Figure record listings
◆ ◆ ◆ ◆
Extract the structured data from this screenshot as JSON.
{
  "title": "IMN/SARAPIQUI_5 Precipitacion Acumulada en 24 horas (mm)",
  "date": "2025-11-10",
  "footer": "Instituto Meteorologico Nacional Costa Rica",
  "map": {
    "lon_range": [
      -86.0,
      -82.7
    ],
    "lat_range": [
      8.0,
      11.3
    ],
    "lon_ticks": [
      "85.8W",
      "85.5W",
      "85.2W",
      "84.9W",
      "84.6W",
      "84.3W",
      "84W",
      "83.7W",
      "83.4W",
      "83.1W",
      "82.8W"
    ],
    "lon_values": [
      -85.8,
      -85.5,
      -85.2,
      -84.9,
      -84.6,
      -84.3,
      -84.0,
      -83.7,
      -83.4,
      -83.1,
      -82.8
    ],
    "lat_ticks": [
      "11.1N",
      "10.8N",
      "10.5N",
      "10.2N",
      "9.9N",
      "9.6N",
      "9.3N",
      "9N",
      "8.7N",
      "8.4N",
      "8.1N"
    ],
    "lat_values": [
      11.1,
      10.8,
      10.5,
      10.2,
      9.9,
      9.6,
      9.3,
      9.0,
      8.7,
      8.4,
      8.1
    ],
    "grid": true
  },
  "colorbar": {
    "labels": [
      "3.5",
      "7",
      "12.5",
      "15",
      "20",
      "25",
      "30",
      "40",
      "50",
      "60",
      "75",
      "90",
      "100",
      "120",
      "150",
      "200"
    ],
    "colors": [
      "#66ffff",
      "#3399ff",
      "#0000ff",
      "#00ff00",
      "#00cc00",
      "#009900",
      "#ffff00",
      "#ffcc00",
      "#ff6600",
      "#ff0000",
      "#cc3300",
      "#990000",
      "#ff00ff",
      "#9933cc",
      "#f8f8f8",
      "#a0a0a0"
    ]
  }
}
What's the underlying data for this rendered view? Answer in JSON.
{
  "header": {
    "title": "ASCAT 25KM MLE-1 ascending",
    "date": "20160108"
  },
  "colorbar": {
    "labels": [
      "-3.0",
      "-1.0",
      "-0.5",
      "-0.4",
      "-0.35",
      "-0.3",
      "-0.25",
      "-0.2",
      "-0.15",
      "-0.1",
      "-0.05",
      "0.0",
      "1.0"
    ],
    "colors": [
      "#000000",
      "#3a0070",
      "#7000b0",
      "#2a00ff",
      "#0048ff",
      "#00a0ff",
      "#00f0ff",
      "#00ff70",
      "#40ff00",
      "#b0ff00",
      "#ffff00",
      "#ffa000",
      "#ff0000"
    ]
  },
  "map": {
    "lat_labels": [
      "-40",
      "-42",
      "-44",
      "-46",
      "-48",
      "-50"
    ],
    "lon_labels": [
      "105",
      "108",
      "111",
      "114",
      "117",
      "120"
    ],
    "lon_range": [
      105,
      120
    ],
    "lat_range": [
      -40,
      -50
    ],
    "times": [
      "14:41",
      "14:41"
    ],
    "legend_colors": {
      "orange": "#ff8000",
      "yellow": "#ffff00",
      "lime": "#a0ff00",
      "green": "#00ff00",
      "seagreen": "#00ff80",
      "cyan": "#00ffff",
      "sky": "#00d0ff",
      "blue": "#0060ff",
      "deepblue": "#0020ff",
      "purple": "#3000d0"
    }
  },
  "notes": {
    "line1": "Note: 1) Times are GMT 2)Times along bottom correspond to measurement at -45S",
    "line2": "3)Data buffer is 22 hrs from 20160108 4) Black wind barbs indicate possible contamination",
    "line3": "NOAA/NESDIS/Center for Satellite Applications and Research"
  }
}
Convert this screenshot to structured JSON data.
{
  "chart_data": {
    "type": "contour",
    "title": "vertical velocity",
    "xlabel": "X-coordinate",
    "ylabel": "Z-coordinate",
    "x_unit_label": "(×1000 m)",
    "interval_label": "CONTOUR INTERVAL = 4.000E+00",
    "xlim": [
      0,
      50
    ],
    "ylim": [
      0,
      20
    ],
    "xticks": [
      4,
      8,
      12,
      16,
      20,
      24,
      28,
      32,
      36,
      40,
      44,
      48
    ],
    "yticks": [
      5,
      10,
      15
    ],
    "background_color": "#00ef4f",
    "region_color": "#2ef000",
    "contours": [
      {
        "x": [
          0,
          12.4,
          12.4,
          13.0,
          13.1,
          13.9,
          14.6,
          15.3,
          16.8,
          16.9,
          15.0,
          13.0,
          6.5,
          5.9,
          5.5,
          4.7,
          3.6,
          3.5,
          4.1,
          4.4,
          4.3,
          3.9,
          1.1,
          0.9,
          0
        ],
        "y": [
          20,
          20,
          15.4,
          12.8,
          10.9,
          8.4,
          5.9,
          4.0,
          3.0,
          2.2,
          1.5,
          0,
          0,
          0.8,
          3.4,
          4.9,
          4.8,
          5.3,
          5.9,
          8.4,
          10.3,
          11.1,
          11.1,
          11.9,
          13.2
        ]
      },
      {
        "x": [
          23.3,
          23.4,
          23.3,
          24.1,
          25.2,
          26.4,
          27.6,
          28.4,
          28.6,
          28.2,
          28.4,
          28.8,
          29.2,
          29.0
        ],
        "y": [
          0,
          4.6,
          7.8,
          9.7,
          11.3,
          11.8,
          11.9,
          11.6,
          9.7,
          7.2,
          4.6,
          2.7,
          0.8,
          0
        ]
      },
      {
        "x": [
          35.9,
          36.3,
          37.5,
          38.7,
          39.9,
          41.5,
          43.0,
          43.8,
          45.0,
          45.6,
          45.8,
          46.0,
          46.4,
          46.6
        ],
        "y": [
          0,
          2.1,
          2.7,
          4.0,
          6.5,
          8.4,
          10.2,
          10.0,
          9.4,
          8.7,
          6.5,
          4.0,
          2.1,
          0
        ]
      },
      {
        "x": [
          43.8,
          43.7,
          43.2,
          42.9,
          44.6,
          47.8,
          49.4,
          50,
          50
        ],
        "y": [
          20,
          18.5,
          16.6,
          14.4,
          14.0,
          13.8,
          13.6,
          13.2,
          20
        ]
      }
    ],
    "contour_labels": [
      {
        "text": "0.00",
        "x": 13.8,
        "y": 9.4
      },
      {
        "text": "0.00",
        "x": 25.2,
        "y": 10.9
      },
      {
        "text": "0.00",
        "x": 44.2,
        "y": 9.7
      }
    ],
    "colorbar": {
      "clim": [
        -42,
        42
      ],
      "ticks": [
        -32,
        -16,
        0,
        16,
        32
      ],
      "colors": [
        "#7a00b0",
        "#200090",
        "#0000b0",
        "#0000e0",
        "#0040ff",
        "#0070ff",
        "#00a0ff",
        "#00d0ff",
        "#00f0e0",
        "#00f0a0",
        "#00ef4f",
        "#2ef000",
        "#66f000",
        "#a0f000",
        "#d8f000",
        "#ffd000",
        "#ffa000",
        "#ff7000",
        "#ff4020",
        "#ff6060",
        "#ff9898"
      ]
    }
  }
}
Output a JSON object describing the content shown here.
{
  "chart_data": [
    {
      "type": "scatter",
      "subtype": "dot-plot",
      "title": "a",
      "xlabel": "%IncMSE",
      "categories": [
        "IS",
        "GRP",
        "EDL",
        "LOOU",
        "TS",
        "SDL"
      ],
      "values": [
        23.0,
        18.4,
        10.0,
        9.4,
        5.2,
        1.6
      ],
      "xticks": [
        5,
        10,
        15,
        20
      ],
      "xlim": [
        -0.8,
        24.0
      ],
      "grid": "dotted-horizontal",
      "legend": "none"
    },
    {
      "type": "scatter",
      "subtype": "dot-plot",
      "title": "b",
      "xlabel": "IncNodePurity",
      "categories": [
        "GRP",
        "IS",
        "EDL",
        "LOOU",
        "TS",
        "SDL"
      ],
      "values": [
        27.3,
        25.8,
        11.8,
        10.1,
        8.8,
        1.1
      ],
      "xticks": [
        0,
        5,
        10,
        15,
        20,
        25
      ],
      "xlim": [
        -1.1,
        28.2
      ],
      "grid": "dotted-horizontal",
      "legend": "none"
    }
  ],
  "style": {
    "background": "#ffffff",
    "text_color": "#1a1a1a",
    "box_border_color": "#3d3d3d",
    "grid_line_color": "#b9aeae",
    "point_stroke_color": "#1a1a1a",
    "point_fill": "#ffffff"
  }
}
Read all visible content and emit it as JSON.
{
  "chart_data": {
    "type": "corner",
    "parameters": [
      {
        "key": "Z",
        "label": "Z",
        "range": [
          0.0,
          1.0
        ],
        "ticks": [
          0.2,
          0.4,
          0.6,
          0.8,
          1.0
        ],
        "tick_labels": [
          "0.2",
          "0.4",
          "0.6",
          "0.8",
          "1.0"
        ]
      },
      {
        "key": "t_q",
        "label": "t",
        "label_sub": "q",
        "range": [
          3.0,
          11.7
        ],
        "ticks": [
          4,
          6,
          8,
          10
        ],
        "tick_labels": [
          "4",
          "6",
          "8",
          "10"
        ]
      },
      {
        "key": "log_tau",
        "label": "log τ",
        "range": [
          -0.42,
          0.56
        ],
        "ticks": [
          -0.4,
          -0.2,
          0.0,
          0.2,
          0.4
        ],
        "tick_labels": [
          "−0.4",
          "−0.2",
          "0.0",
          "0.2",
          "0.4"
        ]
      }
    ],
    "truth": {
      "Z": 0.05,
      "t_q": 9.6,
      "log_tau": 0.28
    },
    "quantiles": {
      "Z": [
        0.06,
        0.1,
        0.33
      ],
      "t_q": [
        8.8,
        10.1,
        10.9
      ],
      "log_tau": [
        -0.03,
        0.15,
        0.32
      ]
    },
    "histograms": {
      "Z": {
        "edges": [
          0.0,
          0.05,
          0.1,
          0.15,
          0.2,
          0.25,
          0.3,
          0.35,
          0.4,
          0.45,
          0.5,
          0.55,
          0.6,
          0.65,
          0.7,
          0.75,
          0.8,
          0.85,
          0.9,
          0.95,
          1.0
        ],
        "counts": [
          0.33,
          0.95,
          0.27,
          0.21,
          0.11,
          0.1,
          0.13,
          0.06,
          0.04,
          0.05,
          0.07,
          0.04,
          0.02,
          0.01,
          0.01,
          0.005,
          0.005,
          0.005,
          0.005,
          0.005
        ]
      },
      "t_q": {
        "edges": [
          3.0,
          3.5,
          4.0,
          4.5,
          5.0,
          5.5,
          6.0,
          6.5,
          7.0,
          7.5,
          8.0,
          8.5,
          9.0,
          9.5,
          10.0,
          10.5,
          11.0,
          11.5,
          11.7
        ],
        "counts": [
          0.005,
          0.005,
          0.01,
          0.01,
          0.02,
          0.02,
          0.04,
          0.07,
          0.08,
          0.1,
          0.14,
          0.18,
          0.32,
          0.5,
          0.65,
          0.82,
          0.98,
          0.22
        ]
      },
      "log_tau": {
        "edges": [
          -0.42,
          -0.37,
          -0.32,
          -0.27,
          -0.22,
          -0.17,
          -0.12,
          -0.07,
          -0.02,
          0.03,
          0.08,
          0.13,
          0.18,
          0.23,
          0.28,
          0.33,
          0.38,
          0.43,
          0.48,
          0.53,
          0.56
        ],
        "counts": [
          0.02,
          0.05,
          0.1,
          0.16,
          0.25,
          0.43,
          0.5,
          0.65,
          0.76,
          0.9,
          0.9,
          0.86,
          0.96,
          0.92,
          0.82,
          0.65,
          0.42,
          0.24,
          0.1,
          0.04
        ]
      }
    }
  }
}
◆ ◆ ◆ ◆
→ **EXERCISE TASK**: Show all lines in the entries above where the word "from" appears.

→ **RESULT FOR THIS EXERCISE**:
Extract the structured data from this screenshot as JSON.
    "line2": "3)Data buffer is 22 hrs from 20160108 4) Black wind barbs indicate possible contamination",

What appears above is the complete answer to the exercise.